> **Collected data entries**
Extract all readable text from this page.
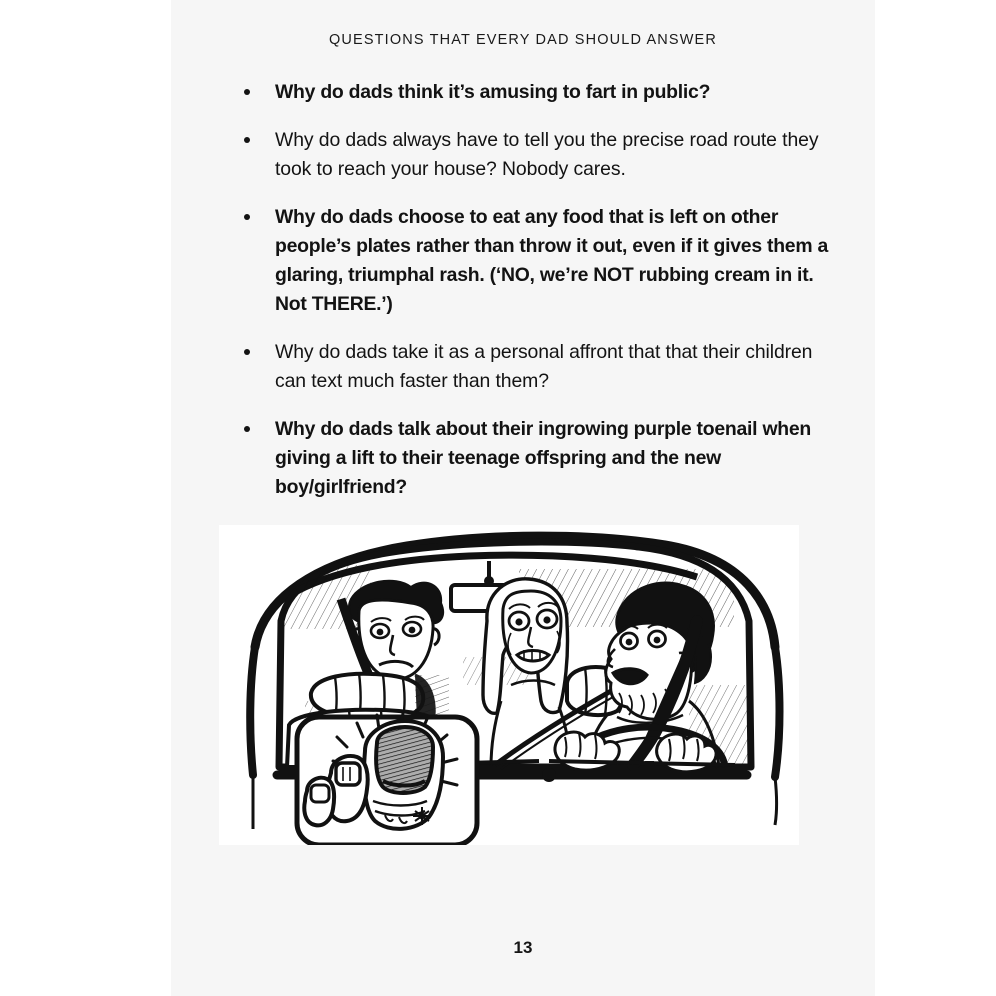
QUESTIONS THAT EVERY DAD SHOULD ANSWER
Why do dads think it’s amusing to fart in public?
Why do dads always have to tell you the precise road route they took to reach your house? Nobody cares.
Why do dads choose to eat any food that is left on other people’s plates rather than throw it out, even if it gives them a glaring, triumphal rash. (‘NO, we’re NOT rubbing cream in it. Not THERE.’)
Why do dads take it as a personal affront that that their children can text much faster than them?
Why do dads talk about their ingrowing purple toenail when giving a lift to their teenage offspring and the new boy/girlfriend?
13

> **EXERCISE DETAILS**
Identify the lines that hold the word "than". Copy every one of them.

> **ANSWER TO THIS PROBLEM**
Why do dads choose to eat any food that is left on other people’s plates rather than throw it out, even if it gives them a glaring, triumphal rash. (‘NO, we’re NOT rubbing cream in it. Not THERE.’)
Why do dads take it as a personal affront that that their children can text much faster than them?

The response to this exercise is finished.